* BEGIN *

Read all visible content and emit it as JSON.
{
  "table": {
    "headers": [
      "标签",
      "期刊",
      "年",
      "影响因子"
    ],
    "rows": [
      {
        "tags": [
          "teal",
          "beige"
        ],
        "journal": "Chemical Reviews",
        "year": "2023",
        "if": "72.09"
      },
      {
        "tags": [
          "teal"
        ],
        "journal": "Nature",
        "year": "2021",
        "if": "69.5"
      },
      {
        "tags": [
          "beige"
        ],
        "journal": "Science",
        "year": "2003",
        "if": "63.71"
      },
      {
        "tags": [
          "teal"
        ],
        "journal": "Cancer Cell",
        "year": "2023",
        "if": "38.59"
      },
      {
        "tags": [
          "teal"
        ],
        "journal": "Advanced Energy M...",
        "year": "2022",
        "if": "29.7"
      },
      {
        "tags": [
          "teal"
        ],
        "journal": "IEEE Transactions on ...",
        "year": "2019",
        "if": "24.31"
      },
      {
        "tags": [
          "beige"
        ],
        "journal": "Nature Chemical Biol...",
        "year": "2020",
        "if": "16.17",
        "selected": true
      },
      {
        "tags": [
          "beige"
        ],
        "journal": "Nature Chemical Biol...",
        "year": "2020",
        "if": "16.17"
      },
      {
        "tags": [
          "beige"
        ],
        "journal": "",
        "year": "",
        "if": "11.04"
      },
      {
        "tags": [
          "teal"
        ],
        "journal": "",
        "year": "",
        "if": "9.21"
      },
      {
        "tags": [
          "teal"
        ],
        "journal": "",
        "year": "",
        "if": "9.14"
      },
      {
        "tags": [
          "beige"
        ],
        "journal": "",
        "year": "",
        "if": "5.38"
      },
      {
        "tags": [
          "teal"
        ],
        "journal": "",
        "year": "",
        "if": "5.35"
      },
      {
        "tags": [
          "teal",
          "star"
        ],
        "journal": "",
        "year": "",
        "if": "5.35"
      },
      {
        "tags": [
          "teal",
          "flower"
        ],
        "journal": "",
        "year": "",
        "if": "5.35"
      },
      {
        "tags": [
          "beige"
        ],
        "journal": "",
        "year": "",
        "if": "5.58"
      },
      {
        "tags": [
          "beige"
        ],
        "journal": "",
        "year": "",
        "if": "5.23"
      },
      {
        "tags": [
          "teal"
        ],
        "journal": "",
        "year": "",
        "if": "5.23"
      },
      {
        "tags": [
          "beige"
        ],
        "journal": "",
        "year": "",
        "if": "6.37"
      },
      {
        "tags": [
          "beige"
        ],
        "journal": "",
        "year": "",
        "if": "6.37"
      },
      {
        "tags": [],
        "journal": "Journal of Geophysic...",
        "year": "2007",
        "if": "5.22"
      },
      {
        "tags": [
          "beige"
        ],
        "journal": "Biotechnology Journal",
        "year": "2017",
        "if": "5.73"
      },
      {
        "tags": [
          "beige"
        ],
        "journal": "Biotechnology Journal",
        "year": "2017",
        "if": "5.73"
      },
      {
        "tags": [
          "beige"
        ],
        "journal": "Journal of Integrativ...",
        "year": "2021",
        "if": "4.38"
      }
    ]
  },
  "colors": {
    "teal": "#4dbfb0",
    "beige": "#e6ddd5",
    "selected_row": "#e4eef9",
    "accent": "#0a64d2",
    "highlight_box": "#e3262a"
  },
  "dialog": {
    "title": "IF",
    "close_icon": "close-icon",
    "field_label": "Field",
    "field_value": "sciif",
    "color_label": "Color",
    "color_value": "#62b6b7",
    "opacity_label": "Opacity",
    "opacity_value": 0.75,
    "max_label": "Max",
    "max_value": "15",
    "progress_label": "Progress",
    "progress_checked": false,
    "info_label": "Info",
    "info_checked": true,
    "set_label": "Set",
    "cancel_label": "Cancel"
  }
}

* END *

## AIM OF THE EXERCISE
All entries must be repeated verbatim.

## RESPONSE BELOW
Read all visible content and emit it as JSON.
{
  "table": {
    "headers": [
      "标签",
      "期刊",
      "年",
      "影响因子"
    ],
    "rows": [
      {
        "tags": [
          "teal",
          "beige"
        ],
        "journal": "Chemical Reviews",
        "year": "2023",
        "if": "72.09"
      },
      {
        "tags": [
          "teal"
        ],
        "journal": "Nature",
        "year": "2021",
        "if": "69.5"
      },
      {
        "tags": [
          "beige"
        ],
        "journal": "Science",
        "year": "2003",
        "if": "63.71"
      },
      {
        "tags": [
          "teal"
        ],
        "journal": "Cancer Cell",
        "year": "2023",
        "if": "38.59"
      },
      {
        "tags": [
          "teal"
        ],
        "journal": "Advanced Energy M...",
        "year": "2022",
        "if": "29.7"
      },
      {
        "tags": [
          "teal"
        ],
        "journal": "IEEE Transactions on ...",
        "year": "2019",
        "if": "24.31"
      },
      {
        "tags": [
          "beige"
        ],
        "journal": "Nature Chemical Biol...",
        "year": "2020",
        "if": "16.17",
        "selected": true
      },
      {
        "tags": [
          "beige"
        ],
        "journal": "Nature Chemical Biol...",
        "year": "2020",
        "if": "16.17"
      },
      {
        "tags": [
          "beige"
        ],
        "journal": "",
        "year": "",
        "if": "11.04"
      },
      {
        "tags": [
          "teal"
        ],
        "journal": "",
        "year": "",
        "if": "9.21"
      },
      {
        "tags": [
          "teal"
        ],
        "journal": "",
        "year": "",
        "if": "9.14"
      },
      {
        "tags": [
          "beige"
        ],
        "journal": "",
        "year": "",
        "if": "5.38"
      },
      {
        "tags": [
          "teal"
        ],
        "journal": "",
        "year": "",
        "if": "5.35"
      },
      {
        "tags": [
          "teal",
          "star"
        ],
        "journal": "",
        "year": "",
        "if": "5.35"
      },
      {
        "tags": [
          "teal",
          "flower"
        ],
        "journal": "",
        "year": "",
        "if": "5.35"
      },
      {
        "tags": [
          "beige"
        ],
        "journal": "",
        "year": "",
        "if": "5.58"
      },
      {
        "tags": [
          "beige"
        ],
        "journal": "",
        "year": "",
        "if": "5.23"
      },
      {
        "tags": [
          "teal"
        ],
        "journal": "",
        "year": "",
        "if": "5.23"
      },
      {
        "tags": [
          "beige"
        ],
        "journal": "",
        "year": "",
        "if": "6.37"
      },
      {
        "tags": [
          "beige"
        ],
        "journal": "",
        "year": "",
        "if": "6.37"
      },
      {
        "tags": [],
        "journal": "Journal of Geophysic...",
        "year": "2007",
        "if": "5.22"
      },
      {
        "tags": [
          "beige"
        ],
        "journal": "Biotechnology Journal",
        "year": "2017",
        "if": "5.73"
      },
      {
        "tags": [
          "beige"
        ],
        "journal": "Biotechnology Journal",
        "year": "2017",
        "if": "5.73"
      },
      {
        "tags": [
          "beige"
        ],
        "journal": "Journal of Integrativ...",
        "year": "2021",
        "if": "4.38"
      }
    ]
  },
  "colors": {
    "teal": "#4dbfb0",
    "beige": "#e6ddd5",
    "selected_row": "#e4eef9",
    "accent": "#0a64d2",
    "highlight_box": "#e3262a"
  },
  "dialog": {
    "title": "IF",
    "close_icon": "close-icon",
    "field_label": "Field",
    "field_value": "sciif",
    "color_label": "Color",
    "color_value": "#62b6b7",
    "opacity_label": "Opacity",
    "opacity_value": 0.75,
    "max_label": "Max",
    "max_value": "15",
    "progress_label": "Progress",
    "progress_checked": false,
    "info_label": "Info",
    "info_checked": true,
    "set_label": "Set",
    "cancel_label": "Cancel"
  }
}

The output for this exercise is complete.